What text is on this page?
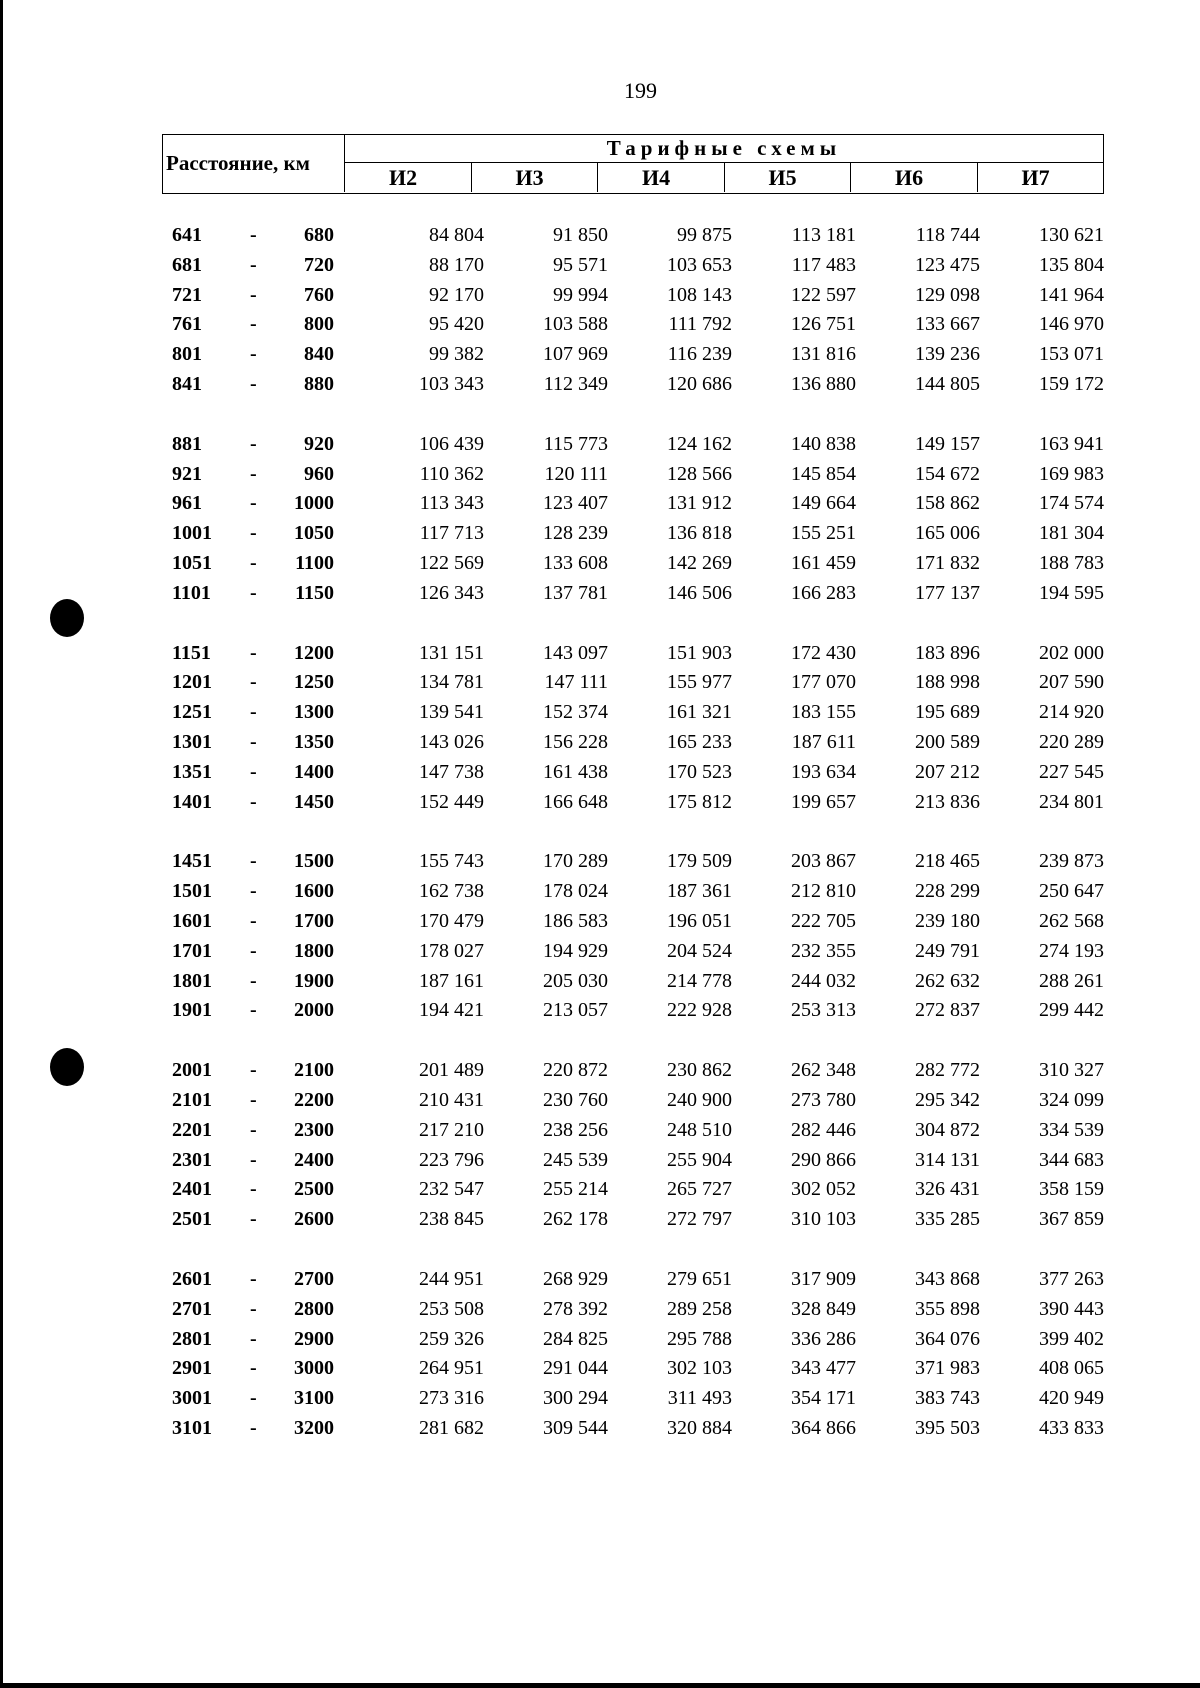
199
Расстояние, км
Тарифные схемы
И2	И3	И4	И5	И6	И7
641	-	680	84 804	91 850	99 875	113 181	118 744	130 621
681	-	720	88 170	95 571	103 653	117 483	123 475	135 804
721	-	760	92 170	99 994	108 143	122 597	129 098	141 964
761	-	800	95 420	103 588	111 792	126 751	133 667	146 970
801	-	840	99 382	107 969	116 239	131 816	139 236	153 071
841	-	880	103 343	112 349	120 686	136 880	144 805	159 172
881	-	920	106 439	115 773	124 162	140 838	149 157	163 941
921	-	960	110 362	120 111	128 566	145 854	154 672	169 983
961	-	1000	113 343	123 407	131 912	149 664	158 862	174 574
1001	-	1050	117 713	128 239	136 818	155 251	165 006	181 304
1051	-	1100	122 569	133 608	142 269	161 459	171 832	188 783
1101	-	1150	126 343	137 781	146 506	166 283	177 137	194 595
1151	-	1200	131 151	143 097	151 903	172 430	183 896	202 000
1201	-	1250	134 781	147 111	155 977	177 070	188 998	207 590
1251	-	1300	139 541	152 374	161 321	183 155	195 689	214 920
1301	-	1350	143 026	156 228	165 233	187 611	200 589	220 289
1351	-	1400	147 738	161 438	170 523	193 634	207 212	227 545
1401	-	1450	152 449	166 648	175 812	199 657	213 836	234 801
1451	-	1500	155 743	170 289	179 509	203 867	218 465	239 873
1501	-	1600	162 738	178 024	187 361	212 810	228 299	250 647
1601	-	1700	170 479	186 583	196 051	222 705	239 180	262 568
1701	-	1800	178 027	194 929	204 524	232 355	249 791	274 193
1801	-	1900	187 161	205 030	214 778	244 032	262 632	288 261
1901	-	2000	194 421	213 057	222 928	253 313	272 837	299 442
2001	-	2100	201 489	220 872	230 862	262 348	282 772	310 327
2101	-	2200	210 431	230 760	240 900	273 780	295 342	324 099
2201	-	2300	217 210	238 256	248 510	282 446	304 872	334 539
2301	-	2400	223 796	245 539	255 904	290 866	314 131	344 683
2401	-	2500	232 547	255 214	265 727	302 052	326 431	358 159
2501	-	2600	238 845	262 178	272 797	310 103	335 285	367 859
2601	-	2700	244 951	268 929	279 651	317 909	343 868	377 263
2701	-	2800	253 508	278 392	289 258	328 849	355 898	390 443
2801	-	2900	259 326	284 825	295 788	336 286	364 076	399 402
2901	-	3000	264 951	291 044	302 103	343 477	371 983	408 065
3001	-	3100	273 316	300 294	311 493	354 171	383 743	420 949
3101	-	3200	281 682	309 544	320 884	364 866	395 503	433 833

* **AIM OF THE TASK**
Repeat the records above exactly, omitting every picture.

* **SOLUTION**
What text is on this page?
199
Расстояние, км
Тарифные схемы
И2	И3	И4	И5	И6	И7
641	-	680	84 804	91 850	99 875	113 181	118 744	130 621
681	-	720	88 170	95 571	103 653	117 483	123 475	135 804
721	-	760	92 170	99 994	108 143	122 597	129 098	141 964
761	-	800	95 420	103 588	111 792	126 751	133 667	146 970
801	-	840	99 382	107 969	116 239	131 816	139 236	153 071
841	-	880	103 343	112 349	120 686	136 880	144 805	159 172
881	-	920	106 439	115 773	124 162	140 838	149 157	163 941
921	-	960	110 362	120 111	128 566	145 854	154 672	169 983
961	-	1000	113 343	123 407	131 912	149 664	158 862	174 574
1001	-	1050	117 713	128 239	136 818	155 251	165 006	181 304
1051	-	1100	122 569	133 608	142 269	161 459	171 832	188 783
1101	-	1150	126 343	137 781	146 506	166 283	177 137	194 595
1151	-	1200	131 151	143 097	151 903	172 430	183 896	202 000
1201	-	1250	134 781	147 111	155 977	177 070	188 998	207 590
1251	-	1300	139 541	152 374	161 321	183 155	195 689	214 920
1301	-	1350	143 026	156 228	165 233	187 611	200 589	220 289
1351	-	1400	147 738	161 438	170 523	193 634	207 212	227 545
1401	-	1450	152 449	166 648	175 812	199 657	213 836	234 801
1451	-	1500	155 743	170 289	179 509	203 867	218 465	239 873
1501	-	1600	162 738	178 024	187 361	212 810	228 299	250 647
1601	-	1700	170 479	186 583	196 051	222 705	239 180	262 568
1701	-	1800	178 027	194 929	204 524	232 355	249 791	274 193
1801	-	1900	187 161	205 030	214 778	244 032	262 632	288 261
1901	-	2000	194 421	213 057	222 928	253 313	272 837	299 442
2001	-	2100	201 489	220 872	230 862	262 348	282 772	310 327
2101	-	2200	210 431	230 760	240 900	273 780	295 342	324 099
2201	-	2300	217 210	238 256	248 510	282 446	304 872	334 539
2301	-	2400	223 796	245 539	255 904	290 866	314 131	344 683
2401	-	2500	232 547	255 214	265 727	302 052	326 431	358 159
2501	-	2600	238 845	262 178	272 797	310 103	335 285	367 859
2601	-	2700	244 951	268 929	279 651	317 909	343 868	377 263
2701	-	2800	253 508	278 392	289 258	328 849	355 898	390 443
2801	-	2900	259 326	284 825	295 788	336 286	364 076	399 402
2901	-	3000	264 951	291 044	302 103	343 477	371 983	408 065
3001	-	3100	273 316	300 294	311 493	354 171	383 743	420 949
3101	-	3200	281 682	309 544	320 884	364 866	395 503	433 833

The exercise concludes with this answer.